#### Texto de partida
────────

Las llamadas tres virtudes teologales de fe, esperanza y caridad tienen sus corolarios corruptos. La fe puede degenerar en credulidad, la caridad en sentimentalismo y la esperanza en autoengaño. De hecho, resulta difícil pronunciar la palabra «esperanza» sin evocar la perspectiva de que sea una esperanza frustrada, pues adjetivos como «débil» o «vana» vienen de forma espontánea a la mente. Parece haber algo incorregiblemente ingenuo en la propia noción, mientras que el sarcasmo da más expectativa de madurez. La esperanza sugiere una expectativa trémula, casi temerosa, apenas una traza de seguridad firme. En la época moderna, ha tenido casi tan mala prensa como la nostalgia, que es más o menos su opuesto. La esperanza es un junco esbelto, un castillo en el aire, una compañera agradable pero mala guía, buena salsa pero comida escasa. Si abril es el mes más cruel en La tierra baldía es porque genera falsas esperanzas de regeneración.
Hay personas para las que la esperanza es incluso una especie de indignidad, más propia de reformadores sociales que de héroes trágicos. George Steiner admira una forma de «tragedia absoluta» que esté «incontaminada» de algo tan despreciablemente pequeñoburgués como la esperanza. «En la alta tragedia —señala— la nada lo devora todo como un agujero negro», una condición que el más mínimo indicio de esperanza solo puede adulterar. La grandeza de la tragedia, sostiene Steiner, se ve disminuida por esos fútiles anhelos. En realidad, esto no es así en la Orestíada de Esquilo, ni en las obras trágicas de Shakespeare, que deberían ser consideradas lo bastante elevadas para el gusto de cualquiera. Pero la tragedia, según Steiner, no es connatural a Shakespeare, que por eso insiste en diluir la pura esencia de la esperanza con vulgares insinuaciones de redención.
[...] La izquierda política puede ser tan escéptica sobre la esperanza como la derecha steineriana. Claire Colebrook, por ejemplo, juega con la idea de un «feminismo sin esperanza». «Parece que el feminismo —escribe— debería abandonar la esperanza —esperanza de un novio más rico, pechos más grandes, muslos más finos y un bolso de moda cada vez más inasequible— para imaginar un futuro que "nos" libere de todos los clichés que hemos tragado y que nos han drogado hasta enervarnos. La utopía solo podría alcanzarse con una intensa desesperanza». No es una política que Colebrook defienda sin reservas, y por una buena razón: aunque las mujeres tengan algunas esperanzas falsas o negativas, también las tienen auténticas. En todo caso, la reticencia de la izquierda sobre la esperanza no es completamente infundada. Las imágenes de la utopía siempre corren el peligro de apropiarse de energías que de otra manera podrían invertirse en su construcción.

────────

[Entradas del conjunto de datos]

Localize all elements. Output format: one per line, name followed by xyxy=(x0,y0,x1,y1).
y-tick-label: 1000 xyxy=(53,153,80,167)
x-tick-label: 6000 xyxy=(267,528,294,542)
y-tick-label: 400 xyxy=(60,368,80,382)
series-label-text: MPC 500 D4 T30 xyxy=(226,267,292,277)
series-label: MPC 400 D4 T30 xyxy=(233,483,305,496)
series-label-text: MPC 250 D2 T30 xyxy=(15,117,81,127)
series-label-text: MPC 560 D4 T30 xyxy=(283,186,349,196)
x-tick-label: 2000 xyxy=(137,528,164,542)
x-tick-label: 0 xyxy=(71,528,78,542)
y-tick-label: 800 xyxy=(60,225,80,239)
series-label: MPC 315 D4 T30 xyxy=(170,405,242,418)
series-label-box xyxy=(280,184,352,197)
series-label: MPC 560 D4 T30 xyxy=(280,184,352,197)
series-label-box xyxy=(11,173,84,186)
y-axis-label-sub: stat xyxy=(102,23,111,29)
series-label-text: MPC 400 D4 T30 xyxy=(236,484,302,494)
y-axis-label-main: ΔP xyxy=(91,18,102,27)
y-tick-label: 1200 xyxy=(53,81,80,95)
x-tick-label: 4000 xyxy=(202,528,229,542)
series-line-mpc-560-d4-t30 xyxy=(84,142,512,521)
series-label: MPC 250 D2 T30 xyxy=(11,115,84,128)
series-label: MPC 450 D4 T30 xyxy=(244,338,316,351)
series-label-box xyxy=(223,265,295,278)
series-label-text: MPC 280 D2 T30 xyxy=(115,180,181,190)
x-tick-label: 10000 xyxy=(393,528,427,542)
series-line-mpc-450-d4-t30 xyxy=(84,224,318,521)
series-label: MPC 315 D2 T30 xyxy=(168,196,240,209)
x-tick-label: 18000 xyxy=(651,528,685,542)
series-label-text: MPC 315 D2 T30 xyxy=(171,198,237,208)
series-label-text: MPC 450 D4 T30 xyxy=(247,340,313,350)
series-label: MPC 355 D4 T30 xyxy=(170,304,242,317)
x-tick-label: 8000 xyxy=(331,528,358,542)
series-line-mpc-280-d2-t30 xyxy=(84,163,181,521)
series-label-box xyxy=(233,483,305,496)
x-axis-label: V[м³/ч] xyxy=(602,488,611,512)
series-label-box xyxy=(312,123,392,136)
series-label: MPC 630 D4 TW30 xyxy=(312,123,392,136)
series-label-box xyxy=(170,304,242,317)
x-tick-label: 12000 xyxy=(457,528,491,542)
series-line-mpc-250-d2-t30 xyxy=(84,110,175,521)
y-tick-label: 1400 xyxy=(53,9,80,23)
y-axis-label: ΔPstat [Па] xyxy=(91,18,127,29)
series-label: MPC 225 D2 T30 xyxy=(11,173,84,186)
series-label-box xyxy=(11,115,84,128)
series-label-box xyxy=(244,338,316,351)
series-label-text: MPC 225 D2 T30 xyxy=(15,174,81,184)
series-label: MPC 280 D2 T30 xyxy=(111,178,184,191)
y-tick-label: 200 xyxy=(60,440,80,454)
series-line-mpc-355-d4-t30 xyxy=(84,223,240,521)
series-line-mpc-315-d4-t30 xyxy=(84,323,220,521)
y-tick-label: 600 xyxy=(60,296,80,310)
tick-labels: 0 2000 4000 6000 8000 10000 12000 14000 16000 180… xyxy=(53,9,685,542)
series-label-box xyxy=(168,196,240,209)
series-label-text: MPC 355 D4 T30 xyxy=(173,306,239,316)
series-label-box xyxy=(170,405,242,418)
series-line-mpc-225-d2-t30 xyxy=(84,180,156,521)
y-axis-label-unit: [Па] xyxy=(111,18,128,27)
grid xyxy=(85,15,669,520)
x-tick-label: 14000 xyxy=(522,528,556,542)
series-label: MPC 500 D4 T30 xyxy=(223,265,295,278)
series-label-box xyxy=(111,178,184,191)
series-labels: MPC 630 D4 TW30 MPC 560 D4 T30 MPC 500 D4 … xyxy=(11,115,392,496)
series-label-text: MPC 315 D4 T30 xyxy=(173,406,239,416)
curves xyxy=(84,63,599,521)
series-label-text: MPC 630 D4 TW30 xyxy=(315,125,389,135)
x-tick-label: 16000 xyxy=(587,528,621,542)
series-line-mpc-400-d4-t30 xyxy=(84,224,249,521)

────────

#### Qué se pide
Reproduce literalmente el fragmento del texto sobre la esperanza que va desde "Hay personas para" hasta "insinuaciones de redención.", ambos incluidos.

#### Resultado
Hay personas para las que la esperanza es incluso una especie de indignidad, más propia de reformadores sociales que de héroes trágicos. George Steiner admira una forma de «tragedia absoluta» que esté «incontaminada» de algo tan despreciablemente pequeñoburgués como la esperanza. «En la alta tragedia —señala— la nada lo devora todo como un agujero negro», una condición que el más mínimo indicio de esperanza solo puede adulterar. La grandeza de la tragedia, sostiene Steiner, se ve disminuida por esos fútiles anhelos. En realidad, esto no es así en la Orestíada de Esquilo, ni en las obras trágicas de Shakespeare, que deberían ser consideradas lo bastante elevadas para el gusto de cualquiera. Pero la tragedia, según Steiner, no es connatural a Shakespeare, que por eso insiste en diluir la pura esencia de la esperanza con vulgares insinuaciones de redención.